■ **YOUR GOAL**: Where a line of the material contains the string "milliers", copy that line.

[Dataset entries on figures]
╭──
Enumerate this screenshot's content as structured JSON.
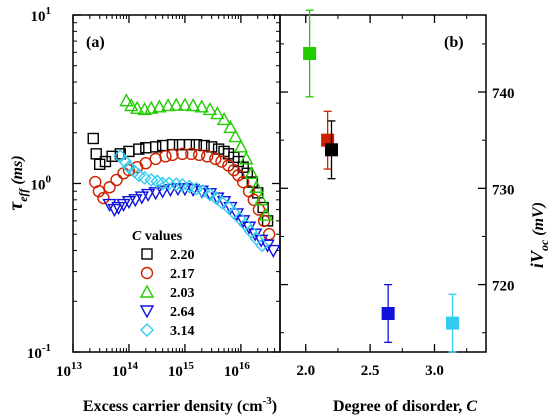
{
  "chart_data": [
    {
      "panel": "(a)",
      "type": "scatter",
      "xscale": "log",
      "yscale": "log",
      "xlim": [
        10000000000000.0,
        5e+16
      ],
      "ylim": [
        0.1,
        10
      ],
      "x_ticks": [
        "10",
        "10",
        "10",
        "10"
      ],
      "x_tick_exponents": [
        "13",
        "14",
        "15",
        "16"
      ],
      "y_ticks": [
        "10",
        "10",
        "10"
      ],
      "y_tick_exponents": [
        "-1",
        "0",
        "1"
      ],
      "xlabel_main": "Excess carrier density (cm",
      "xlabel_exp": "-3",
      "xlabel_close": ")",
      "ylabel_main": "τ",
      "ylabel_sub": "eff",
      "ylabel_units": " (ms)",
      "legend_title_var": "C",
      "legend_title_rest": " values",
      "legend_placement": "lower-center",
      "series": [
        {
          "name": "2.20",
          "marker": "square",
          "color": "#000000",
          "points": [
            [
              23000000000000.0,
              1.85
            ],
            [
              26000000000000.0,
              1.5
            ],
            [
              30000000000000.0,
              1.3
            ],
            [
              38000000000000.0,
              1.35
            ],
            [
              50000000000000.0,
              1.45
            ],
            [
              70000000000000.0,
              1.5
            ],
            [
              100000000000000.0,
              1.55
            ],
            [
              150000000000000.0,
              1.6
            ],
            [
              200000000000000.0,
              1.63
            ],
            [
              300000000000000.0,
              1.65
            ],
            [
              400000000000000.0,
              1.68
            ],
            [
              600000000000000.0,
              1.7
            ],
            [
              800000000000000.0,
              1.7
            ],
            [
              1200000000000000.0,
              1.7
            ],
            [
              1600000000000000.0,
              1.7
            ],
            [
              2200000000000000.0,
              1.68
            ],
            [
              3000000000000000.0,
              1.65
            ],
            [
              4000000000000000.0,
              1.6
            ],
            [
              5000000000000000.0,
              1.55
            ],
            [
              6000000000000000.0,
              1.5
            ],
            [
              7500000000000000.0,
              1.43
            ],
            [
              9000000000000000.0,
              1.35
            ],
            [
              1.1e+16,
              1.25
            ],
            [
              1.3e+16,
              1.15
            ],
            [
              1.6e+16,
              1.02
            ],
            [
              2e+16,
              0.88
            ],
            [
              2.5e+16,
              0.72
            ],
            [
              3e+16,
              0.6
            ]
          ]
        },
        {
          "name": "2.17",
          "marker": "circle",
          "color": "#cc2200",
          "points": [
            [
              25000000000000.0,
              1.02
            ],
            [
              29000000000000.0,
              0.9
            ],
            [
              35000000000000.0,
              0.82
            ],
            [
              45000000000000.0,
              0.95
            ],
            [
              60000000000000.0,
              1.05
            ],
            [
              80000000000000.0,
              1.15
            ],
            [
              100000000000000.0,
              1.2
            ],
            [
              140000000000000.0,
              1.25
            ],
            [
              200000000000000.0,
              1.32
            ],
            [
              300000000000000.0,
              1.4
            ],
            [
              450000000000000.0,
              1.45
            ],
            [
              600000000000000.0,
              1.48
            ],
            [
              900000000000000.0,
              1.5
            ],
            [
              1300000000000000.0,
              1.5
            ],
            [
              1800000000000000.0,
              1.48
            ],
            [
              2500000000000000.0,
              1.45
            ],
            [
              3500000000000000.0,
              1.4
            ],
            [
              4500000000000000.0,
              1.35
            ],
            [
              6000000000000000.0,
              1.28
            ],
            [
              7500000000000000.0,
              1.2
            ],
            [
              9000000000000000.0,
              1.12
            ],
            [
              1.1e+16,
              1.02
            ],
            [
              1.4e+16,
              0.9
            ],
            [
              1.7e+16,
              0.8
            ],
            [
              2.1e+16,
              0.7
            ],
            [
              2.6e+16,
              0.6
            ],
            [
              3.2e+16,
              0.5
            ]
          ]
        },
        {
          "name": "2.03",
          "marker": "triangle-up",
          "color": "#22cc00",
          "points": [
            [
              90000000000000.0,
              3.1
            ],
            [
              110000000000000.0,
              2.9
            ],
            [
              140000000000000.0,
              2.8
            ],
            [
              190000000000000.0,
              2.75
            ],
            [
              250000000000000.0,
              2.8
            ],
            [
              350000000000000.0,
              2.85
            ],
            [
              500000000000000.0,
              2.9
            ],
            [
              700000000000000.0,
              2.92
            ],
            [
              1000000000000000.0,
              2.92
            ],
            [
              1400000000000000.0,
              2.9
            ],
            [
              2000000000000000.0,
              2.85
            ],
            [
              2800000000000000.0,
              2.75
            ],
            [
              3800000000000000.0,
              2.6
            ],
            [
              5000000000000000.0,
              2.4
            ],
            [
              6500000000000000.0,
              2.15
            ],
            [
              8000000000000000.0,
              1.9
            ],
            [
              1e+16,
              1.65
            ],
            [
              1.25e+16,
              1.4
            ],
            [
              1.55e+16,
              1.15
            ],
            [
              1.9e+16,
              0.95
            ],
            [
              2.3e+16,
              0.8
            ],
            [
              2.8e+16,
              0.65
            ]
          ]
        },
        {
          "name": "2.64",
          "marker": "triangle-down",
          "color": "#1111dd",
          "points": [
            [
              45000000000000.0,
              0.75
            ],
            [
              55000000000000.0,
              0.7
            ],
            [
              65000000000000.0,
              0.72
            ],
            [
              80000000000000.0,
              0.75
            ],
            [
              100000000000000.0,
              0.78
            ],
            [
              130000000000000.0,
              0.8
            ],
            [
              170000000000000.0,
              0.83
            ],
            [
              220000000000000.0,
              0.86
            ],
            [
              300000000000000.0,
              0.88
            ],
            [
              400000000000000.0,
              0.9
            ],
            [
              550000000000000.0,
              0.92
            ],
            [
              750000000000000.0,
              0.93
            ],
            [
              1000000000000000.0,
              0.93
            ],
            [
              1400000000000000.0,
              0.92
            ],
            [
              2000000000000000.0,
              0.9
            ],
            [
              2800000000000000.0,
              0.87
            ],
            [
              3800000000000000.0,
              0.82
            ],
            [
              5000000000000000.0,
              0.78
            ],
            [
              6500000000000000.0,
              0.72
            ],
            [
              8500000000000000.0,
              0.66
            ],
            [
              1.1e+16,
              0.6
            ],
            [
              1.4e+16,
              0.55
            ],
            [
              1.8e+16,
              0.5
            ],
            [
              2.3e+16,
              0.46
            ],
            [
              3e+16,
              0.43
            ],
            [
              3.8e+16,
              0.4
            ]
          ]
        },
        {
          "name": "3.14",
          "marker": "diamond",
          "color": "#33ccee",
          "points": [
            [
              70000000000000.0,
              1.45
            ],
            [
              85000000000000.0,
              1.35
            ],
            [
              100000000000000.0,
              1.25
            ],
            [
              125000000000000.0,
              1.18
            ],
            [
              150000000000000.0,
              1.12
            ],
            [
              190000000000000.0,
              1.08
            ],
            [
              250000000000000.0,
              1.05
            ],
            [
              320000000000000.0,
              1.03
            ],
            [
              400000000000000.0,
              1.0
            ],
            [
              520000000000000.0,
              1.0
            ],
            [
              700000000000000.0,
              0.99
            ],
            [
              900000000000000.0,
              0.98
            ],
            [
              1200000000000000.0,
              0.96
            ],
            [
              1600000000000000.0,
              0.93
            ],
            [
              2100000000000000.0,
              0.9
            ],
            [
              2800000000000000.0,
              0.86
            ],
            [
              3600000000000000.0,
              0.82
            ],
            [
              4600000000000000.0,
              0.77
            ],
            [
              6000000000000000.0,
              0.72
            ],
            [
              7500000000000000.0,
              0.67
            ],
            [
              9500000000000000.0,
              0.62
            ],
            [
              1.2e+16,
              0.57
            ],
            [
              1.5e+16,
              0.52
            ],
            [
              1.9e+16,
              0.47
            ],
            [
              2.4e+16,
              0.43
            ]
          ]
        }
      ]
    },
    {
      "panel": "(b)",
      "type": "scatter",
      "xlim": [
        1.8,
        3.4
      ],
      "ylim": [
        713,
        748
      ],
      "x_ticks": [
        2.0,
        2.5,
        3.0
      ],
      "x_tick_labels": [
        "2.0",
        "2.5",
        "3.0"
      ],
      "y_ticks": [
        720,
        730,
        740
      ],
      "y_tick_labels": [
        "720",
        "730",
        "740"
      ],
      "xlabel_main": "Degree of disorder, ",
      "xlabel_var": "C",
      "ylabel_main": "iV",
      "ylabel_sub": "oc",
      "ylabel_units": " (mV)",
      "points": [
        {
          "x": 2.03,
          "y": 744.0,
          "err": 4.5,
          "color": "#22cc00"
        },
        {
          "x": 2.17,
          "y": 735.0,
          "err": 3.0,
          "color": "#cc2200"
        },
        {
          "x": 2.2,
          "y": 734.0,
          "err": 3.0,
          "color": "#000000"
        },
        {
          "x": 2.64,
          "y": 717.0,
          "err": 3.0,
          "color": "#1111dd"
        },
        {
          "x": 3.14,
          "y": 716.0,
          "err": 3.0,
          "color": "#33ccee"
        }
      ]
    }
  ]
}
╰──
╭──
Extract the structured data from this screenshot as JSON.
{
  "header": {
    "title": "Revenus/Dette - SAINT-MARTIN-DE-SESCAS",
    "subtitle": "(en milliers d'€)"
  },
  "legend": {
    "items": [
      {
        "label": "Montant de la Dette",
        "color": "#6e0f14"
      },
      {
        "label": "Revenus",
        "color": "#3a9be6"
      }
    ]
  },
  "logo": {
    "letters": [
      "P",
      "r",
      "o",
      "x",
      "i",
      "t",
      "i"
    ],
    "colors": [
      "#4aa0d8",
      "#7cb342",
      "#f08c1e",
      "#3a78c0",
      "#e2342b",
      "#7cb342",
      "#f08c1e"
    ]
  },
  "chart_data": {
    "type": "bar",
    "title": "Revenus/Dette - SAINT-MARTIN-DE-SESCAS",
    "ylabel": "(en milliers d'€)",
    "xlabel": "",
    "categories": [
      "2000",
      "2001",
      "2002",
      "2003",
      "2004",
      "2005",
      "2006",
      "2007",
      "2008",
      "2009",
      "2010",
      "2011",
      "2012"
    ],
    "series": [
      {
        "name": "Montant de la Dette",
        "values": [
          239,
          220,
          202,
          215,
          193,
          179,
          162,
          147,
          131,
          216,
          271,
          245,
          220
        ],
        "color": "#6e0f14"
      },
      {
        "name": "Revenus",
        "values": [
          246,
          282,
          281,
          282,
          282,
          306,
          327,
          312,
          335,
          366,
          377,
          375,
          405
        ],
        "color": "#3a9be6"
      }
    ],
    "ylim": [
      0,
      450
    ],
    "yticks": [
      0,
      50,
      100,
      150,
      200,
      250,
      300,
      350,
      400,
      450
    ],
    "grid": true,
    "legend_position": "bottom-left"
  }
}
╰──
■ **TASK OUTPUT**:
    "subtitle": "(en milliers d'€)"
    "ylabel": "(en milliers d'€)",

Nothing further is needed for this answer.